- [DIRECTIVE]: State how many lines of the entries hold the string "createDate", and output nothing but that count.

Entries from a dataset
☆ ☆ ☆ ☆
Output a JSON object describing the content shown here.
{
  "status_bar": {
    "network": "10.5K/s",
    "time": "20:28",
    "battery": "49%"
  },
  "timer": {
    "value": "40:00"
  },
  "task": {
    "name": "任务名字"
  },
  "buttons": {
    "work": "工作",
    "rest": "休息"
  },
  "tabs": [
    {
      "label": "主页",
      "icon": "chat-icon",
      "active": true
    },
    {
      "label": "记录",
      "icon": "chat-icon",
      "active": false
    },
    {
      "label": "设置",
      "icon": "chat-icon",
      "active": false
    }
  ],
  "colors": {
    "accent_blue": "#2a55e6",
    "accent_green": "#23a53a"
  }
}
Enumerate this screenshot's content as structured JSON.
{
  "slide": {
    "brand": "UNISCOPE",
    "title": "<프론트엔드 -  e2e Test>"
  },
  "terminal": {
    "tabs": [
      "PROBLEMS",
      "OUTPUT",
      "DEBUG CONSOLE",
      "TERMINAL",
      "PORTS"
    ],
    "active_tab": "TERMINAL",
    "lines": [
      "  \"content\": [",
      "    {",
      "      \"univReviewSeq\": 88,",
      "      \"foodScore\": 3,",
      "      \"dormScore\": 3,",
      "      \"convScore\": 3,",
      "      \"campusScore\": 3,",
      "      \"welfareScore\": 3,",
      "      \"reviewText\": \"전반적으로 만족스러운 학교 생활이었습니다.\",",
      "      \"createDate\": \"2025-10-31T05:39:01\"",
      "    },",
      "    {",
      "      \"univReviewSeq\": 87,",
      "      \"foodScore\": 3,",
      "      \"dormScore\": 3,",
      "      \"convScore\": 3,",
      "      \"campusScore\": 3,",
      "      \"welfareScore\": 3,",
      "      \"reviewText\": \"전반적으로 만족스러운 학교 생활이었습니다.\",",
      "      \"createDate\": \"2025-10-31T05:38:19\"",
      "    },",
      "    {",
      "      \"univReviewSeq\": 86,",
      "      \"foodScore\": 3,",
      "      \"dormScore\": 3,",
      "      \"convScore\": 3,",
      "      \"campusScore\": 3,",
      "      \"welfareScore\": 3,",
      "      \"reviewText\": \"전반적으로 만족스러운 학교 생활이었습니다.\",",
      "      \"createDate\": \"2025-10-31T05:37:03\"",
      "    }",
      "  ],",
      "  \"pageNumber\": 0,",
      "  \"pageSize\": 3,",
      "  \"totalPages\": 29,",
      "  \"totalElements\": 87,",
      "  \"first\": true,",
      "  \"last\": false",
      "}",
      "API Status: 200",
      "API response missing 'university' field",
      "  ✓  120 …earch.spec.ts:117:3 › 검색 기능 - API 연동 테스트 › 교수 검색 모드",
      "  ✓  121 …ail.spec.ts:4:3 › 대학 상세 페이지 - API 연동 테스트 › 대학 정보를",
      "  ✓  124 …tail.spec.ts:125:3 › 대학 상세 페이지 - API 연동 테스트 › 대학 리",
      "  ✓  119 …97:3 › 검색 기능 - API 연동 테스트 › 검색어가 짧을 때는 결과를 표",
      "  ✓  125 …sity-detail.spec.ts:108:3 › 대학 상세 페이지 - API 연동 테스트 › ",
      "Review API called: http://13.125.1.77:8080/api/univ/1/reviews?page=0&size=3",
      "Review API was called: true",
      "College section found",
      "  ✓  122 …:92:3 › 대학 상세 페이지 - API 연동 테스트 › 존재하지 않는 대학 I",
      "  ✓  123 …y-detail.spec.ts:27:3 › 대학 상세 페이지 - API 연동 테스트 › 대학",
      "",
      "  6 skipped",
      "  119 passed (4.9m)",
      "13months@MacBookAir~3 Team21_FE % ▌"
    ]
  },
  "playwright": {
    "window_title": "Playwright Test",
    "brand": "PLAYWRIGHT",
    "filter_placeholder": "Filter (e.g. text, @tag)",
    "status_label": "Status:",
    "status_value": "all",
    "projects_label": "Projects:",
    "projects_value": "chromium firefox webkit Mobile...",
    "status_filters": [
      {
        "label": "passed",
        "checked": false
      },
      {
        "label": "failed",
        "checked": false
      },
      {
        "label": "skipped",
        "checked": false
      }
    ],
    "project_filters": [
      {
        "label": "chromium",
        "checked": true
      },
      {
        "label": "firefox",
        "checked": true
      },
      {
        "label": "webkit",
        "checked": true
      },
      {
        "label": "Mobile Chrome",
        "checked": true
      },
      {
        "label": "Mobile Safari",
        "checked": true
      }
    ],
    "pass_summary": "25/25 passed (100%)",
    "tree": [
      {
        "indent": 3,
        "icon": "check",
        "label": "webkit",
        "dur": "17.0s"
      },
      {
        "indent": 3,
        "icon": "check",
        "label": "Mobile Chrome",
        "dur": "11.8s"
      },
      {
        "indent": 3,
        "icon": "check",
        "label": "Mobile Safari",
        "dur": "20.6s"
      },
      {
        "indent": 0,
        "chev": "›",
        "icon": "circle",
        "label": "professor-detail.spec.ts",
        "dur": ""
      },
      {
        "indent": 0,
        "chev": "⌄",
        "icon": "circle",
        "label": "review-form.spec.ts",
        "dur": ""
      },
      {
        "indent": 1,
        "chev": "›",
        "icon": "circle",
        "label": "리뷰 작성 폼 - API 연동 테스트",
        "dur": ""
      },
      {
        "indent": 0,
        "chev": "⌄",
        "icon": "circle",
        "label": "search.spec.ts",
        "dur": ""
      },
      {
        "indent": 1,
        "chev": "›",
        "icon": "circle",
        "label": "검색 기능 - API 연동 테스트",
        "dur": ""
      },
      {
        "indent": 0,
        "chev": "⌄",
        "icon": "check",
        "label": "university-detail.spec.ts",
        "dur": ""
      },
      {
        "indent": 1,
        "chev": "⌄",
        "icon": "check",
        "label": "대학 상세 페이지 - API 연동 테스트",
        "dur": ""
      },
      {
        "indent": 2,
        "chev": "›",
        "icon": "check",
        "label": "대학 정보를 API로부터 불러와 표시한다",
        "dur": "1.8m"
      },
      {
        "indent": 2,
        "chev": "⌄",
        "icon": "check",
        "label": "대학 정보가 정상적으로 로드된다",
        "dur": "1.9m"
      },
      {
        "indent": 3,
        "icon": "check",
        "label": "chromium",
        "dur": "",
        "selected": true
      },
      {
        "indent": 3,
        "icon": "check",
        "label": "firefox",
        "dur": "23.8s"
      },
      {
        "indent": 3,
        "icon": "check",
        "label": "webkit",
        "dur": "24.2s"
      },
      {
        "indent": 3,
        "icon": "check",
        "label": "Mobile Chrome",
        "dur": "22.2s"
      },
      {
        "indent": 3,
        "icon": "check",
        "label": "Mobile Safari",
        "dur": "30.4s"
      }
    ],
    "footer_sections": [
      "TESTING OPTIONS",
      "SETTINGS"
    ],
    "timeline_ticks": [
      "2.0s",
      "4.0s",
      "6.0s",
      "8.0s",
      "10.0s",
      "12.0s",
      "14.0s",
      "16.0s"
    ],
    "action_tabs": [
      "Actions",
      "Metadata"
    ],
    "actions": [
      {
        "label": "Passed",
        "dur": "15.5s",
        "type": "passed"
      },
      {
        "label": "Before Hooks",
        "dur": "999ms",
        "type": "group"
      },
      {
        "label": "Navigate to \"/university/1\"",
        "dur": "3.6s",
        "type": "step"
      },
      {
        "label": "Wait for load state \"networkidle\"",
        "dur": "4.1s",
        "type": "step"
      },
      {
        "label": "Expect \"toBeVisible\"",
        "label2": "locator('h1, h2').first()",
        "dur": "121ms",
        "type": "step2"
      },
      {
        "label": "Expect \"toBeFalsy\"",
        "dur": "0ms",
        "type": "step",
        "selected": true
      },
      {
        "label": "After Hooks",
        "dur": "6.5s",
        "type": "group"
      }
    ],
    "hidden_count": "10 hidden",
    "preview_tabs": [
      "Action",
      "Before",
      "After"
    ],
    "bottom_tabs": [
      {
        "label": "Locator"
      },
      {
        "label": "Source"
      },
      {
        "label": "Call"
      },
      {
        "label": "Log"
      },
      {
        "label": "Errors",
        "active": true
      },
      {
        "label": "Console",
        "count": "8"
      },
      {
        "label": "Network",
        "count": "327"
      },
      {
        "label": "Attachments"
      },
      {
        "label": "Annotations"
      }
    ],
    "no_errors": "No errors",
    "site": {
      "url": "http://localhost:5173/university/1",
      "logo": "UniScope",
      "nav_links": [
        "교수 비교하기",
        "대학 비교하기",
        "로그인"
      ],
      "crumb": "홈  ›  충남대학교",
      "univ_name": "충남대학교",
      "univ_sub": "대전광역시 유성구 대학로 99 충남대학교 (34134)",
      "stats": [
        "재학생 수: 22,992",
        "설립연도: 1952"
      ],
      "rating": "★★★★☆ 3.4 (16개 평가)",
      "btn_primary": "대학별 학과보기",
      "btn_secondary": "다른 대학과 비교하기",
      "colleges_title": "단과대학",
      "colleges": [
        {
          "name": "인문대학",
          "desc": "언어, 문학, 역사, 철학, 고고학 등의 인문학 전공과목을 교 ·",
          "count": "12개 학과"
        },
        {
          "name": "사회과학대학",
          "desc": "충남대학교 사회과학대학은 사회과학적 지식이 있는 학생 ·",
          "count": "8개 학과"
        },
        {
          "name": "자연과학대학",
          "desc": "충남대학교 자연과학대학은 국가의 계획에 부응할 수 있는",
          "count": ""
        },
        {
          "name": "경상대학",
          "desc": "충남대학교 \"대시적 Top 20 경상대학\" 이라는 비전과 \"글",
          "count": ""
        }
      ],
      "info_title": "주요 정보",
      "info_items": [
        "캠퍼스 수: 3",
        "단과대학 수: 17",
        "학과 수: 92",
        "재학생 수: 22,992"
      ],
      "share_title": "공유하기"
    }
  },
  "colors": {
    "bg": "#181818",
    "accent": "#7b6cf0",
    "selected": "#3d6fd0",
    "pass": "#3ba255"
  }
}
☆ ☆ ☆ ☆
- [RESPONSE TO THIS TASK]: 3